Problem details -
The records that follow should be retyped word for word.
···
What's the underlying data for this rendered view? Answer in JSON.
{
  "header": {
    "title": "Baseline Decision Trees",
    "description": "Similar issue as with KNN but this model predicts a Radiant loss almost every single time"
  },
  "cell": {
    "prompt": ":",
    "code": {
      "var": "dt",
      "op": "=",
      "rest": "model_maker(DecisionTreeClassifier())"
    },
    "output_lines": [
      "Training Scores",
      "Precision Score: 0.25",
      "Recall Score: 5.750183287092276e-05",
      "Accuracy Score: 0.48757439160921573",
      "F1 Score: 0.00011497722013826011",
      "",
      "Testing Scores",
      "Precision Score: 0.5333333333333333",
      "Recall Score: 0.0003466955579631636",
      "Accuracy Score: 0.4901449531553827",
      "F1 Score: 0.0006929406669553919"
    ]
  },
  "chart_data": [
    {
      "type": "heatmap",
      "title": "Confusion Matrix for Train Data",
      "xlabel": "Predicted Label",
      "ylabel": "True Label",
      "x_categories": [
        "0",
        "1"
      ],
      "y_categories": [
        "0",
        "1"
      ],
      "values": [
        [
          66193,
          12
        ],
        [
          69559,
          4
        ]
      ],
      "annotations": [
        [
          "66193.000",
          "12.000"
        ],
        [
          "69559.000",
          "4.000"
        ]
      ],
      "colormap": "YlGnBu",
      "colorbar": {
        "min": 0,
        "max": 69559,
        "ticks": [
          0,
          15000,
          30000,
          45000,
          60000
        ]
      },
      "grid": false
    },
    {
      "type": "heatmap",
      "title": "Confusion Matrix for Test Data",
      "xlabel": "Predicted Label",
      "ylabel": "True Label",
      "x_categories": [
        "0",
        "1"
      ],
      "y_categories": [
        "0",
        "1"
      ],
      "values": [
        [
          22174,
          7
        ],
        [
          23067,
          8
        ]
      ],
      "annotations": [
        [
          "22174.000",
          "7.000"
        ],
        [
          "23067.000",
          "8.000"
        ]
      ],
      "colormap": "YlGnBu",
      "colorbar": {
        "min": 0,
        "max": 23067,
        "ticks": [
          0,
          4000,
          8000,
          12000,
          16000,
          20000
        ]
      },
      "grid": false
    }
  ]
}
···
Written solution -
What's the underlying data for this rendered view? Answer in JSON.
{
  "header": {
    "title": "Baseline Decision Trees",
    "description": "Similar issue as with KNN but this model predicts a Radiant loss almost every single time"
  },
  "cell": {
    "prompt": ":",
    "code": {
      "var": "dt",
      "op": "=",
      "rest": "model_maker(DecisionTreeClassifier())"
    },
    "output_lines": [
      "Training Scores",
      "Precision Score: 0.25",
      "Recall Score: 5.750183287092276e-05",
      "Accuracy Score: 0.48757439160921573",
      "F1 Score: 0.00011497722013826011",
      "",
      "Testing Scores",
      "Precision Score: 0.5333333333333333",
      "Recall Score: 0.0003466955579631636",
      "Accuracy Score: 0.4901449531553827",
      "F1 Score: 0.0006929406669553919"
    ]
  },
  "chart_data": [
    {
      "type": "heatmap",
      "title": "Confusion Matrix for Train Data",
      "xlabel": "Predicted Label",
      "ylabel": "True Label",
      "x_categories": [
        "0",
        "1"
      ],
      "y_categories": [
        "0",
        "1"
      ],
      "values": [
        [
          66193,
          12
        ],
        [
          69559,
          4
        ]
      ],
      "annotations": [
        [
          "66193.000",
          "12.000"
        ],
        [
          "69559.000",
          "4.000"
        ]
      ],
      "colormap": "YlGnBu",
      "colorbar": {
        "min": 0,
        "max": 69559,
        "ticks": [
          0,
          15000,
          30000,
          45000,
          60000
        ]
      },
      "grid": false
    },
    {
      "type": "heatmap",
      "title": "Confusion Matrix for Test Data",
      "xlabel": "Predicted Label",
      "ylabel": "True Label",
      "x_categories": [
        "0",
        "1"
      ],
      "y_categories": [
        "0",
        "1"
      ],
      "values": [
        [
          22174,
          7
        ],
        [
          23067,
          8
        ]
      ],
      "annotations": [
        [
          "22174.000",
          "7.000"
        ],
        [
          "23067.000",
          "8.000"
        ]
      ],
      "colormap": "YlGnBu",
      "colorbar": {
        "min": 0,
        "max": 23067,
        "ticks": [
          0,
          4000,
          8000,
          12000,
          16000,
          20000
        ]
      },
      "grid": false
    }
  ]
}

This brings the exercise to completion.